• Work to be completed: How many of the lines that follow contain the word "Controls"? Give only the number.

* BEGIN Recorded information *

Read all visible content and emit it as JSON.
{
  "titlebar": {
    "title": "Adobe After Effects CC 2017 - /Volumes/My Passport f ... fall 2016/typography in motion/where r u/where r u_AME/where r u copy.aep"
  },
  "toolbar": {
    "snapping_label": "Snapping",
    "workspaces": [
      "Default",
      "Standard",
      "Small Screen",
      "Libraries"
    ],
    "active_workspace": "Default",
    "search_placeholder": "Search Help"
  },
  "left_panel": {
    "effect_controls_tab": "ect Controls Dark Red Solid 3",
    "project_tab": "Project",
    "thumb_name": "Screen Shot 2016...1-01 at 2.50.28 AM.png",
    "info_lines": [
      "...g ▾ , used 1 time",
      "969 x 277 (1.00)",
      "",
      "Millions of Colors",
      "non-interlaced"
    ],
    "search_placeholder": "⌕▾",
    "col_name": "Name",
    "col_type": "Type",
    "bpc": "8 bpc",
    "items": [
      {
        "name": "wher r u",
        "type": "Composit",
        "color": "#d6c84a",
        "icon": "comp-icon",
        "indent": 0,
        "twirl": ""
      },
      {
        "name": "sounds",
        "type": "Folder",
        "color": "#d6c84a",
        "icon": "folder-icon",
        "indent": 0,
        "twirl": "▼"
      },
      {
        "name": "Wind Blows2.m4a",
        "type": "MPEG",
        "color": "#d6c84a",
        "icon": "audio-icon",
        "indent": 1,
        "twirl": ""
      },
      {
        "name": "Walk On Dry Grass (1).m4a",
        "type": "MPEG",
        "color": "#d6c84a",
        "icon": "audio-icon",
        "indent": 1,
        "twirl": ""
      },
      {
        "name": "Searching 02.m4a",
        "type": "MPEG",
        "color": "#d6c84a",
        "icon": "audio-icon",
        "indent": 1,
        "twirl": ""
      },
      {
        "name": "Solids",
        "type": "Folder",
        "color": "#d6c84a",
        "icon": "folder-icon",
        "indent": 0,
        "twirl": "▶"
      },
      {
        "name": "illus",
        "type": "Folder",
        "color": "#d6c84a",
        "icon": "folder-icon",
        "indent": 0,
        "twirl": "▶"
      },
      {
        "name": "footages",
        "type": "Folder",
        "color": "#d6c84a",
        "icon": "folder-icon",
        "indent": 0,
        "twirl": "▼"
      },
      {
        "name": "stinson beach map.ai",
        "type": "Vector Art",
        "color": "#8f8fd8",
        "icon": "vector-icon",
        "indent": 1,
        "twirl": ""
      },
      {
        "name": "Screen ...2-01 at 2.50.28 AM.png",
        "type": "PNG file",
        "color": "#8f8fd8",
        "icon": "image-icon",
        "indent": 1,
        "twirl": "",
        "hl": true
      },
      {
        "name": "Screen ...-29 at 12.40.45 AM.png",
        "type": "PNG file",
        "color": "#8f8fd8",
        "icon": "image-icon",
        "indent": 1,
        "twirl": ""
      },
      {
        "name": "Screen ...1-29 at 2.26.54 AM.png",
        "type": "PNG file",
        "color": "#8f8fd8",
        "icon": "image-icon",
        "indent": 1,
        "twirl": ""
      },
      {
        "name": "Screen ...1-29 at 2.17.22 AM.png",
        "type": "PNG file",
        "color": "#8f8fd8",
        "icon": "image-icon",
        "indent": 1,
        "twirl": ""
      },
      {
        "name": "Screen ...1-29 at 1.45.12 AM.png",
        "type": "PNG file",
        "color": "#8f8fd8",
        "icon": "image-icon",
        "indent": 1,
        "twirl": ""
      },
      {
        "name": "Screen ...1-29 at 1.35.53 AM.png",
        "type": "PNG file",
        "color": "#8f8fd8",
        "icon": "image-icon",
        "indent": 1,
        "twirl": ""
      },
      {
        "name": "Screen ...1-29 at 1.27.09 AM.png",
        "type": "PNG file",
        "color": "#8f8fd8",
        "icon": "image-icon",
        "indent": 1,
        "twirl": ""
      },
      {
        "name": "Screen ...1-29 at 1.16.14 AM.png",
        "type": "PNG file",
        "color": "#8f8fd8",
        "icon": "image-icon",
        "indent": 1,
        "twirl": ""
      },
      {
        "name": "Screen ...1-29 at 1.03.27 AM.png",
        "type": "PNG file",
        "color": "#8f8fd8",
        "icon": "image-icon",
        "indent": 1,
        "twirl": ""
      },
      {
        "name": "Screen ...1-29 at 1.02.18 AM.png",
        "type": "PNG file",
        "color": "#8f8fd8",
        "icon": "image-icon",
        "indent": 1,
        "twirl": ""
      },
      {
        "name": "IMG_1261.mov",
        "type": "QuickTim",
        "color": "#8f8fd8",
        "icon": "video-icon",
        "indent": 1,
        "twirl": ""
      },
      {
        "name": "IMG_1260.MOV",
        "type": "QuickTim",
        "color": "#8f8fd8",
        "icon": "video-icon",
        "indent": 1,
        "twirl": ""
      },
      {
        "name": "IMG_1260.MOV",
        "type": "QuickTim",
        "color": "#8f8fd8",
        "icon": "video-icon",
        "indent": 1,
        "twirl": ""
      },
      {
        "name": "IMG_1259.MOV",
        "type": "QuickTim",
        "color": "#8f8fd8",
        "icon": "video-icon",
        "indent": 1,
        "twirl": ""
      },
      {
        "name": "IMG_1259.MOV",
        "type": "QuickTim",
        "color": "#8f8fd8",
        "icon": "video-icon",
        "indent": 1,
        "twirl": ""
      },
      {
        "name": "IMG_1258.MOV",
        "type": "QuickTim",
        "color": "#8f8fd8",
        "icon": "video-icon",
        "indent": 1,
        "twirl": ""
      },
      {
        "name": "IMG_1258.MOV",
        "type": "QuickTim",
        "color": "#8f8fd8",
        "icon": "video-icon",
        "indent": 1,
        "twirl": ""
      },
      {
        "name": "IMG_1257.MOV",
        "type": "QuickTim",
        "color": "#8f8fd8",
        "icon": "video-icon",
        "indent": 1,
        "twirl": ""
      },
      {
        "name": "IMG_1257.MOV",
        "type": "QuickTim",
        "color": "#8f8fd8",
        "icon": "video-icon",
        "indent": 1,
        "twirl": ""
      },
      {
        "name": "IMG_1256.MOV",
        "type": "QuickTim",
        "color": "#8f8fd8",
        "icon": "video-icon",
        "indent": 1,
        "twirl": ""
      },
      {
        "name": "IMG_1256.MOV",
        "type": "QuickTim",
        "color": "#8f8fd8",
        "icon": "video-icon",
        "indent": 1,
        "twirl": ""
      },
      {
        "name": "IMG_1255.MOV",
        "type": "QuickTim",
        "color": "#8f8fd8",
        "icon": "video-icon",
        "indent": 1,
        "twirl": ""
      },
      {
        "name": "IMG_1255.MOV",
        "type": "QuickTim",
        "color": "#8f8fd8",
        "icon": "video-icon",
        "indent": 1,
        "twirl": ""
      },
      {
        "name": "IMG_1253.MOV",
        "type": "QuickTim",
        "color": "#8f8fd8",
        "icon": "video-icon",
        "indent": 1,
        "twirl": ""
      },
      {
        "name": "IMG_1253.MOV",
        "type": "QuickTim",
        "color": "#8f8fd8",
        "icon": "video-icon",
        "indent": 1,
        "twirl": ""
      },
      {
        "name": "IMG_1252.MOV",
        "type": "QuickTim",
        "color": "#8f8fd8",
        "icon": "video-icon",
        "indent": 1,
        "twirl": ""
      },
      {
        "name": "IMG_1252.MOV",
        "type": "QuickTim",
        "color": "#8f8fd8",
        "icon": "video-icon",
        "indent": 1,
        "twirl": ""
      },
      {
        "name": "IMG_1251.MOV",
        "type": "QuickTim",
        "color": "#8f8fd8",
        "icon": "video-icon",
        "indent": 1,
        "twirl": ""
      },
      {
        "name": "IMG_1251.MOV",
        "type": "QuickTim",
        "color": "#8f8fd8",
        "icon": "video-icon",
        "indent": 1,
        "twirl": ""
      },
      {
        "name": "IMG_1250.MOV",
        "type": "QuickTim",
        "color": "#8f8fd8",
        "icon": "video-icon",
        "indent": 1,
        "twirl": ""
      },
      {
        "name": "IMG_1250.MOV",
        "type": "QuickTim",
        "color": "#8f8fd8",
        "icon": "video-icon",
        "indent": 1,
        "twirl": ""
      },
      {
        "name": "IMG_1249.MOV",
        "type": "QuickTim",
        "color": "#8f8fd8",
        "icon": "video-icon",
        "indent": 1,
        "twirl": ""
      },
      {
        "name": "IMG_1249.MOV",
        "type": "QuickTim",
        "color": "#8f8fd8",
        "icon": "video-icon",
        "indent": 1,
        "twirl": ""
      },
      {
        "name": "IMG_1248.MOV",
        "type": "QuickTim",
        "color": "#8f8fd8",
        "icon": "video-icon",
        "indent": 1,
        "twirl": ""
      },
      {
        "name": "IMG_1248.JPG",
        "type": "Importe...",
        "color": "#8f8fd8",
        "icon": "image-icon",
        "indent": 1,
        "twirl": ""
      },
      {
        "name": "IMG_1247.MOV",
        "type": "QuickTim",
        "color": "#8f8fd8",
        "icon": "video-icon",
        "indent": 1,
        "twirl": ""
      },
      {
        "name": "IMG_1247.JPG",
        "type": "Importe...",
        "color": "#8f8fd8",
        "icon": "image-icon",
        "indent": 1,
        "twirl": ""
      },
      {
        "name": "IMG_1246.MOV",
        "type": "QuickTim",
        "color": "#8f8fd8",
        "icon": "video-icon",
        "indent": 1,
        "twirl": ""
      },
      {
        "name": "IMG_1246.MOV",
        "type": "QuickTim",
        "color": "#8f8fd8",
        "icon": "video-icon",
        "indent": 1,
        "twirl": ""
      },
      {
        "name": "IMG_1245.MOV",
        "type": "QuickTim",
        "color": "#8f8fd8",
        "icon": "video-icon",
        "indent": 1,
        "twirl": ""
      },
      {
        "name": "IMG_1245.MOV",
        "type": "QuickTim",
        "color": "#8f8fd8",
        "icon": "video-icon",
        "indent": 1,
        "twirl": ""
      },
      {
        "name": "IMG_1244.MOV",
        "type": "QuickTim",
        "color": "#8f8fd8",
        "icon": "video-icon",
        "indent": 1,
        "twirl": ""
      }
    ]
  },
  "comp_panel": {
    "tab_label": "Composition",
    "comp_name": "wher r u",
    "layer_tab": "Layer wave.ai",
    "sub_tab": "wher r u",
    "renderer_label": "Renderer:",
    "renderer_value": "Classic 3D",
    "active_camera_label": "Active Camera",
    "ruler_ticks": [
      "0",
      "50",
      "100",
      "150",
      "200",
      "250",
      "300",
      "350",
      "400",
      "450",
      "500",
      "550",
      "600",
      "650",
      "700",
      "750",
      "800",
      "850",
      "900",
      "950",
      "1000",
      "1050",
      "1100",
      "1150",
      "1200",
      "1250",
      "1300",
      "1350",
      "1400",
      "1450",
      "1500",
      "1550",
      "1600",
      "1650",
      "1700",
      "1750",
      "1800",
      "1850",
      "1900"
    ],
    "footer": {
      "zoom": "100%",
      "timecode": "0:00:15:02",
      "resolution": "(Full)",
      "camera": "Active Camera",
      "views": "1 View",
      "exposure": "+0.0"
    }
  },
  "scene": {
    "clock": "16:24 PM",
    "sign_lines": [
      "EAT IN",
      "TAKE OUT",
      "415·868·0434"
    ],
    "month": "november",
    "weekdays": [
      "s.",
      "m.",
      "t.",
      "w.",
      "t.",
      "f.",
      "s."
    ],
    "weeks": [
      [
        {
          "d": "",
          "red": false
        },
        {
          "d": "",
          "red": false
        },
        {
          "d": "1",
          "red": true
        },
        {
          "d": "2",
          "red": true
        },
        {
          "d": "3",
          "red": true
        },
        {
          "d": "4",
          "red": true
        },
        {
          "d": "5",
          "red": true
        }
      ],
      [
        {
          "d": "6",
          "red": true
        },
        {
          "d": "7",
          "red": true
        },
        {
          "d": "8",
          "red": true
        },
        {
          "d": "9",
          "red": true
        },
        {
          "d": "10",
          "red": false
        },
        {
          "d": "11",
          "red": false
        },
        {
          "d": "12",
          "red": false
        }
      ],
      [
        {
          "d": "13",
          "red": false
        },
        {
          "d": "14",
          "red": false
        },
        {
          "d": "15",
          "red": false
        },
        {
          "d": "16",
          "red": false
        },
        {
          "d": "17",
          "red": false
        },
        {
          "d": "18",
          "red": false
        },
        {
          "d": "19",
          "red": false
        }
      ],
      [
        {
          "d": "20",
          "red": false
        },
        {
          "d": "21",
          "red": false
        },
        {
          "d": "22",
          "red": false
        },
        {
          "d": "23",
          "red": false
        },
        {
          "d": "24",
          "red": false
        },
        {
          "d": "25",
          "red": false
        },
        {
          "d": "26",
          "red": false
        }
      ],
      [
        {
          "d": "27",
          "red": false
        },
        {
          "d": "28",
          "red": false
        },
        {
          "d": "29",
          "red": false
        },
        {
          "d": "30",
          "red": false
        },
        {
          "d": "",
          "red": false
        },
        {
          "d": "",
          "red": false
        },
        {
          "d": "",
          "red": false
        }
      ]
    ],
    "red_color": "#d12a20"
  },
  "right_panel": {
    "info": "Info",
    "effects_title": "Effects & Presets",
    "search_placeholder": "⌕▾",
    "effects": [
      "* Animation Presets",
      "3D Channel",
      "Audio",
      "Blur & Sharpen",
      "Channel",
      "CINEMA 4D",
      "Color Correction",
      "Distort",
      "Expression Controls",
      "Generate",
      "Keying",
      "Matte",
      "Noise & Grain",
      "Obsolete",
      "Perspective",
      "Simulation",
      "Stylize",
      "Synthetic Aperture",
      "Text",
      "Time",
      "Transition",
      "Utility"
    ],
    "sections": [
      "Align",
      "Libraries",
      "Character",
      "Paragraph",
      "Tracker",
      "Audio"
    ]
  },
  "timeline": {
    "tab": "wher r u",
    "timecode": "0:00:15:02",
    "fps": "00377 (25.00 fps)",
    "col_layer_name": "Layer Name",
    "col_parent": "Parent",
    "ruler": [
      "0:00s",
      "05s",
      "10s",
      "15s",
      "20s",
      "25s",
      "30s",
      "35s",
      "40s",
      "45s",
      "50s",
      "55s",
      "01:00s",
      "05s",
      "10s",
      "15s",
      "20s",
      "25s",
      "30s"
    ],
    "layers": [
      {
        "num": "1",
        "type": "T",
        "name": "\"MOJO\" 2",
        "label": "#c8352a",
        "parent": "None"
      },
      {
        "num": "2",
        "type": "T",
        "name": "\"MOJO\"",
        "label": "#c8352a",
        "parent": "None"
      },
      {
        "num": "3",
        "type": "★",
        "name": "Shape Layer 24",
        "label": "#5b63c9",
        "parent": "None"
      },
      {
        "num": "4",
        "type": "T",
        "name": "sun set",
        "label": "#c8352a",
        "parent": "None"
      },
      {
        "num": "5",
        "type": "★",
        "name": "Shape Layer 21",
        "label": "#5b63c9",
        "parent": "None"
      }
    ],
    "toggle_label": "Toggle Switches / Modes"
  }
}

* END Recorded information *

• Reply to the exercise: 2